§ Task to complete:
Retype the lines of the records below character for character, starting with the line that contains "quantity-cell <box>664 142 909 187</box>" and continuing through the line that contains "lot-cell: 2002-00042 <box>28", including both of those lines.

** begin Record set **

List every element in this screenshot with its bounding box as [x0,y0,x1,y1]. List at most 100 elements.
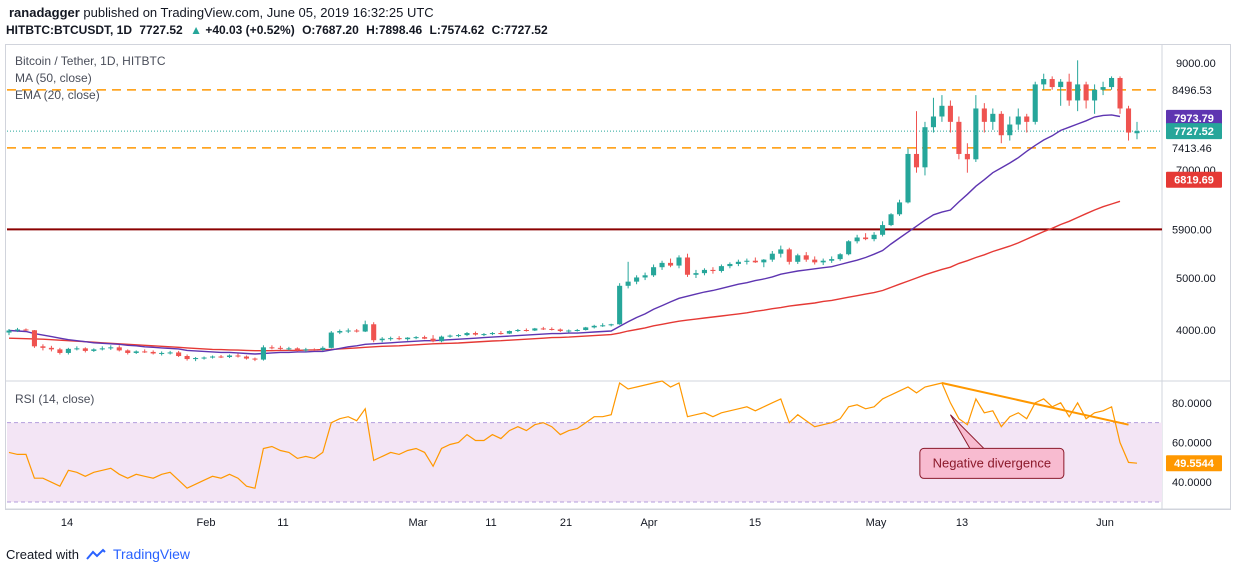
candle [260,345,266,361]
candle [167,350,173,355]
candle [320,346,326,351]
candle [634,275,640,285]
x-tick-label: 15 [749,517,761,529]
candle-body [91,349,97,351]
candle [905,148,911,204]
rsi-legend[interactable]: RSI (14, close) [15,392,95,406]
candle-body [947,105,953,122]
candle [574,328,580,332]
candle [371,322,377,343]
candle [345,328,351,334]
price-badge-1 [1166,123,1222,140]
candle-body [591,325,597,328]
candle-body [116,347,122,351]
candle-body [795,255,801,262]
candle [735,259,741,267]
candle-body [1117,77,1123,109]
candle-body [379,338,385,341]
candle-body [1083,84,1089,101]
candle-body [540,328,546,330]
candle-body [803,255,809,260]
candle-body [388,338,394,340]
price-tick-label: 4000.00 [1176,325,1216,337]
candle [752,257,758,263]
candle [99,346,105,351]
candle [651,264,657,277]
candle-body [354,330,360,332]
candle-body [498,333,504,335]
candle [718,264,724,273]
candle [947,100,953,133]
candle-body [1024,116,1030,122]
candle [871,232,877,242]
candle [311,348,317,351]
candle [591,324,597,329]
candle [201,356,207,360]
candle [820,258,826,266]
candle-body [1058,81,1064,88]
candle-body [1092,89,1098,101]
chart-title: Bitcoin / Tether, 1D, HITBTC [15,54,166,68]
candle [659,260,665,270]
candle-body [693,273,699,275]
candle [676,255,682,269]
candle [913,111,920,173]
candle-body [837,254,843,260]
candle-body [303,349,309,351]
candle-body [710,269,716,271]
candle-body [913,153,920,168]
candle [31,330,37,348]
x-tick-label: 21 [560,517,572,529]
candle-body [820,260,826,263]
ema-legend[interactable]: EMA (20, close) [15,88,100,102]
candle [252,357,258,362]
candle-body [973,108,979,160]
last-price: 7727.52 [139,23,183,37]
candle-body [684,257,691,275]
candle [846,240,852,256]
rsi-last-badge [1166,455,1222,472]
annotation-pointer [949,414,985,449]
candle [40,344,46,351]
candle-body [65,348,71,353]
candle-body [642,275,648,278]
candle [23,328,29,332]
candle-body [956,121,962,154]
candle [277,345,283,350]
candle-body [82,348,88,351]
candle-body [871,234,877,240]
ma-legend[interactable]: MA (50, close) [15,71,92,85]
author-name[interactable]: ranadagger [9,5,80,20]
candle-body [1075,84,1081,101]
x-tick-label: May [866,517,887,529]
candle-body [159,352,165,354]
price-badge-label-0: 7973.79 [1174,113,1214,125]
candle [557,328,563,333]
candle [464,332,470,337]
x-tick-label: 11 [277,517,288,529]
annotation-box [919,447,1065,479]
tradingview-brand[interactable]: TradingView [112,546,191,562]
candle-body [31,330,37,347]
price-tick-label: 5000.00 [1176,273,1216,285]
candle-body [896,202,903,215]
candle [294,347,300,352]
candle [888,213,894,227]
candle-body [557,329,563,332]
candle [1075,60,1081,112]
candle-body [447,335,453,337]
candle-body [40,346,46,348]
candle [1024,113,1030,133]
publish-line: ranadagger published on TradingView.com,… [9,5,434,20]
candle [1092,84,1098,114]
candle-body [294,348,300,351]
candle [430,335,436,343]
candle [1007,116,1013,141]
candle [1083,81,1089,109]
up-triangle-icon: ▲ [190,23,202,37]
candle [532,327,538,332]
price-badge-0 [1166,109,1222,126]
candle-body [142,351,148,353]
candle-body [405,337,411,340]
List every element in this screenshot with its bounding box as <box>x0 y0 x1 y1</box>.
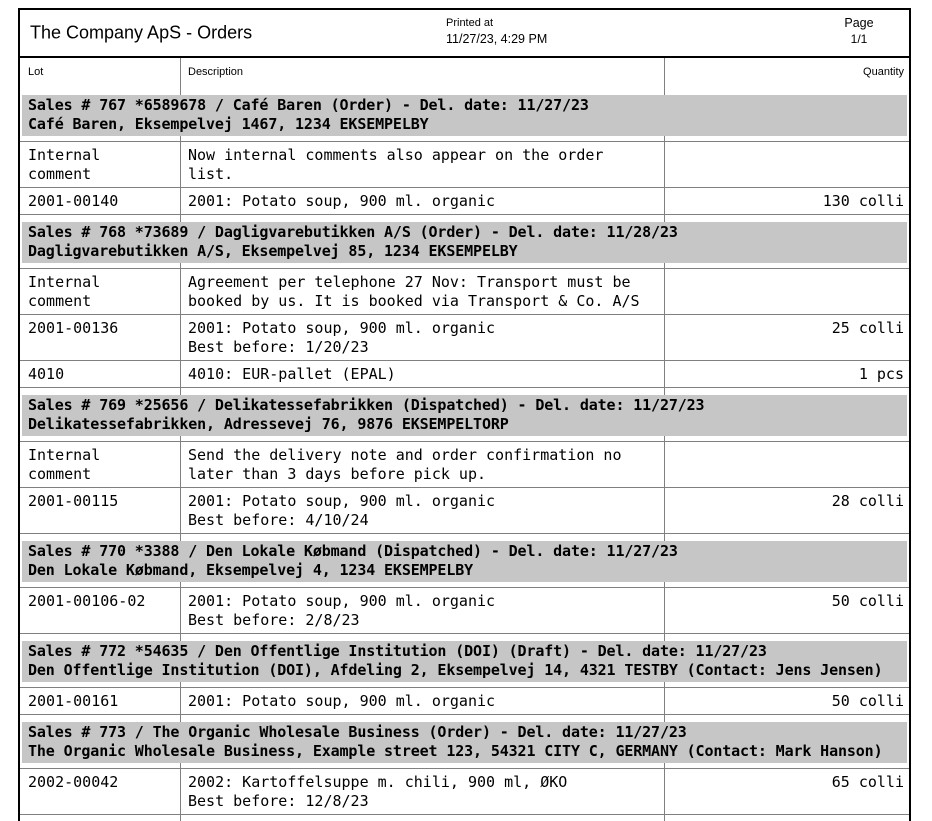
quantity-cell <box>664 142 909 187</box>
order-lines: 2001-00106-02 2001: Potato soup, 900 ml. … <box>20 587 909 634</box>
column-header-lot: Lot <box>28 66 44 78</box>
sales-order-header: Sales # 770 *3388 / Den Lokale Købmand (… <box>22 541 907 582</box>
table-column-headers: Lot Description Quantity <box>20 58 909 88</box>
sales-order-title: Sales # 773 / The Organic Wholesale Busi… <box>28 723 687 741</box>
table-continuation <box>20 815 909 821</box>
lot-cell: Internal comment <box>28 273 101 310</box>
quantity-cell: 28 colli <box>831 492 904 510</box>
report-title: The Company ApS - Orders <box>30 22 253 43</box>
order-line-row: Internal comment Send the delivery note a… <box>20 442 909 488</box>
description-cell: Agreement per telephone 27 Nov: Transpor… <box>188 273 640 310</box>
sales-order-title: Sales # 770 *3388 / Den Lokale Købmand (… <box>28 542 678 560</box>
printed-at-block: Printed at 11/27/23, 4:29 PM <box>446 16 547 48</box>
lot-cell: Internal comment <box>28 446 101 483</box>
lot-cell: 2001-00140 <box>28 192 119 210</box>
sales-order-title: Sales # 772 *54635 / Den Offentlige Inst… <box>28 642 767 660</box>
orders-table: Lot Description Quantity Sales # 767 *65… <box>20 58 909 821</box>
sales-order-header: Sales # 768 *73689 / Dagligvarebutikken … <box>22 222 907 263</box>
printed-at-value: 11/27/23, 4:29 PM <box>446 32 548 46</box>
page-label: Page <box>844 16 874 30</box>
lot-cell: 2002-00042 <box>28 773 119 791</box>
report-header: The Company ApS - Orders Printed at 11/2… <box>20 10 909 58</box>
order-lines: 2002-00042 2002: Kartoffelsuppe m. chili,… <box>20 768 909 815</box>
description-cell: 2001: Potato soup, 900 ml. organic <box>188 192 496 210</box>
sales-order-address: Dagligvarebutikken A/S, Eksempelvej 85, … <box>28 242 518 260</box>
order-line-row: 2001-00106-02 2001: Potato soup, 900 ml. … <box>20 588 909 634</box>
sales-order-address: Delikatessefabrikken, Adressevej 76, 987… <box>28 415 509 433</box>
lot-cell: 4010 <box>28 365 65 383</box>
order-sections: Sales # 767 *6589678 / Café Baren (Order… <box>20 95 909 815</box>
order-line-row: 2002-00042 2002: Kartoffelsuppe m. chili,… <box>20 769 909 815</box>
order-lines: 2001-00161 2001: Potato soup, 900 ml. org… <box>20 687 909 715</box>
quantity-cell <box>664 442 909 487</box>
sales-order-address: Café Baren, Eksempelvej 1467, 1234 EKSEM… <box>28 115 429 133</box>
description-cell: 2001: Potato soup, 900 ml. organic Best … <box>188 319 496 356</box>
quantity-cell: 50 colli <box>831 592 904 610</box>
order-line-row: 4010 4010: EUR-pallet (EPAL) 1 pcs <box>20 361 909 388</box>
sales-order-title: Sales # 768 *73689 / Dagligvarebutikken … <box>28 223 678 241</box>
lot-cell: 2001-00136 <box>28 319 119 337</box>
description-cell: 4010: EUR-pallet (EPAL) <box>188 365 396 383</box>
page-number: 1/1 <box>850 32 868 46</box>
order-line-row: 2001-00161 2001: Potato soup, 900 ml. org… <box>20 688 909 715</box>
order-line-row: Internal comment Now internal comments al… <box>20 142 909 188</box>
order-line-row: 2001-00140 2001: Potato soup, 900 ml. org… <box>20 188 909 215</box>
order-lines: Internal comment Send the delivery note a… <box>20 441 909 534</box>
column-divider-description-quantity <box>664 58 665 821</box>
quantity-cell: 65 colli <box>831 773 904 791</box>
description-cell: Now internal comments also appear on the… <box>188 146 604 183</box>
order-line-row: 2001-00115 2001: Potato soup, 900 ml. org… <box>20 488 909 534</box>
description-cell: 2002: Kartoffelsuppe m. chili, 900 ml, Ø… <box>188 773 568 810</box>
orders-report: The Company ApS - Orders Printed at 11/2… <box>18 8 911 821</box>
quantity-cell <box>664 269 909 314</box>
sales-order-title: Sales # 767 *6589678 / Café Baren (Order… <box>28 96 589 114</box>
quantity-cell: 130 colli <box>822 192 904 210</box>
order-lines: Internal comment Agreement per telephone … <box>20 268 909 388</box>
lot-cell: 2001-00115 <box>28 492 119 510</box>
order-line-row: Internal comment Agreement per telephone … <box>20 269 909 315</box>
sales-order-address: Den Lokale Købmand, Eksempelvej 4, 1234 … <box>28 561 474 579</box>
sales-order-address: Den Offentlige Institution (DOI), Afdeli… <box>28 661 883 679</box>
lot-cell: Internal comment <box>28 146 101 183</box>
description-cell: 2001: Potato soup, 900 ml. organic Best … <box>188 492 496 529</box>
description-cell: 2001: Potato soup, 900 ml. organic <box>188 692 496 710</box>
sales-order-header: Sales # 772 *54635 / Den Offentlige Inst… <box>22 641 907 682</box>
quantity-cell: 50 colli <box>831 692 904 710</box>
column-divider-lot-description <box>180 58 181 821</box>
sales-order-header: Sales # 769 *25656 / Delikatessefabrikke… <box>22 395 907 436</box>
lot-cell: 2001-00161 <box>28 692 119 710</box>
order-line-row: 2001-00136 2001: Potato soup, 900 ml. org… <box>20 315 909 361</box>
description-cell: 2001: Potato soup, 900 ml. organic Best … <box>188 592 496 629</box>
description-cell: Send the delivery note and order confirm… <box>188 446 622 483</box>
quantity-cell: 25 colli <box>831 319 904 337</box>
column-header-description: Description <box>188 66 244 78</box>
sales-order-address: The Organic Wholesale Business, Example … <box>28 742 883 760</box>
sales-order-header: Sales # 773 / The Organic Wholesale Busi… <box>22 722 907 763</box>
lot-cell: 2001-00106-02 <box>28 592 146 610</box>
sales-order-header: Sales # 767 *6589678 / Café Baren (Order… <box>22 95 907 136</box>
sales-order-title: Sales # 769 *25656 / Delikatessefabrikke… <box>28 396 705 414</box>
quantity-cell: 1 pcs <box>858 365 904 383</box>
printed-at-label: Printed at <box>446 17 494 29</box>
page-block: Page 1/1 <box>799 16 919 47</box>
order-lines: Internal comment Now internal comments al… <box>20 141 909 215</box>
column-header-quantity: Quantity <box>863 66 904 78</box>
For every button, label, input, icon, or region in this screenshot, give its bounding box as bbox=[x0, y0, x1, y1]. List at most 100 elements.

** end Record set **

§ Response:
quantity-cell <box>664 142 909 187</box>
order-lines: 2001-00106-02 2001: Potato soup, 900 ml. … <box>20 587 909 634</box>
column-header-lot: Lot <box>28 66 44 78</box>
sales-order-header: Sales # 770 *3388 / Den Lokale Købmand (… <box>22 541 907 582</box>
table-column-headers: Lot Description Quantity <box>20 58 909 88</box>
sales-order-title: Sales # 773 / The Organic Wholesale Busi… <box>28 723 687 741</box>
table-continuation <box>20 815 909 821</box>
lot-cell: Internal comment <box>28 273 101 310</box>
quantity-cell: 28 colli <box>831 492 904 510</box>
report-title: The Company ApS - Orders <box>30 22 253 43</box>
order-line-row: Internal comment Send the delivery note a… <box>20 442 909 488</box>
description-cell: Agreement per telephone 27 Nov: Transpor… <box>188 273 640 310</box>
sales-order-title: Sales # 770 *3388 / Den Lokale Købmand (… <box>28 542 678 560</box>
printed-at-block: Printed at 11/27/23, 4:29 PM <box>446 16 547 48</box>
lot-cell: Internal comment <box>28 446 101 483</box>
lot-cell: 2001-00140 <box>28 192 119 210</box>
sales-order-title: Sales # 772 *54635 / Den Offentlige Inst… <box>28 642 767 660</box>
orders-table: Lot Description Quantity Sales # 767 *65… <box>20 58 909 821</box>
sales-order-header: Sales # 768 *73689 / Dagligvarebutikken … <box>22 222 907 263</box>
printed-at-value: 11/27/23, 4:29 PM <box>446 32 548 46</box>
page-label: Page <box>844 16 874 30</box>
lot-cell: 2002-00042 <box>28 773 119 791</box>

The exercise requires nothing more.